**Task 1**
Repeat, word for word, the passage of the essay on the entertainment software marketplace starting at "February 23rd, 1998" and ending at "entertainment software jungle.".
**Task 2**
Carry on the essay on the entertainment software marketplace from the point at which it stops.

++++ Page ++++

February 23rd, 1998
I am often dismissed as a hopeless idealist, out of touch with the brutal realities of the marketplace. Some of my critics like to bring Darwinian metaphors to bear against my arguments: the marketplace is a jungle; only the fittest can survive; there’s no room in the Darwinian world for the "higher considerations" that I argue for; and so on. I’d like to turn the tables on these critics and offer a Darwinian metaphor that I think more closely approximates the true situation in the entertainment software jungle.

++++ Source excerpt ++++

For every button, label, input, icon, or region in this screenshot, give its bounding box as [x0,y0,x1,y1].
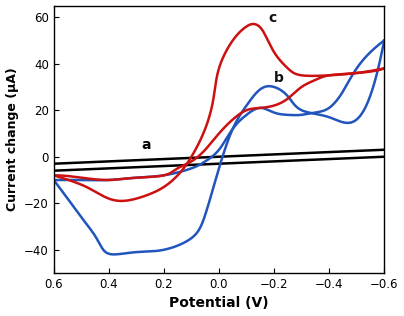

++++

**Task output 1**
February 23rd, 1998
I am often dismissed as a hopeless idealist, out of touch with the brutal realities of the marketplace. Some of my critics like to bring Darwinian metaphors to bear against my arguments: the marketplace is a jungle; only the fittest can survive; there’s no room in the Darwinian world for the "higher considerations" that I argue for; and so on. I’d like to turn the tables on these critics and offer a Darwinian metaphor that I think more closely approximates the true situation in the entertainment software jungle.

**Task output 2**
My Darwinian-metaphorical foil is the cute and cuddly koala bear, which offers us an interesting object lesson in specialization (there’s a whole zooful of such examples, but the koala is a particularly good example, because it’s so cute.) The koala lives in eucalyptus trees and eats their leaves. This is a special ecological niche, and represents quite an evolutionary achievement. Have you ever tasted a cough drop made with eucalyptus extract? It has a strong, sinus-clearing odor to it. In other words, the eucalyptus tree has evolved an effective poison for discouraging herbivores. There are zillions of bugs and grazers in the world that eat all manner of green things, but precious few species who can make a meal out of the strongly-scented eucalyptus leaves. This is one reason why the various eucalyptus species have been so successful in Australia, and almost anywhere else they’ve been transplanted to. Whatever poison they’ve cooked up, it really works.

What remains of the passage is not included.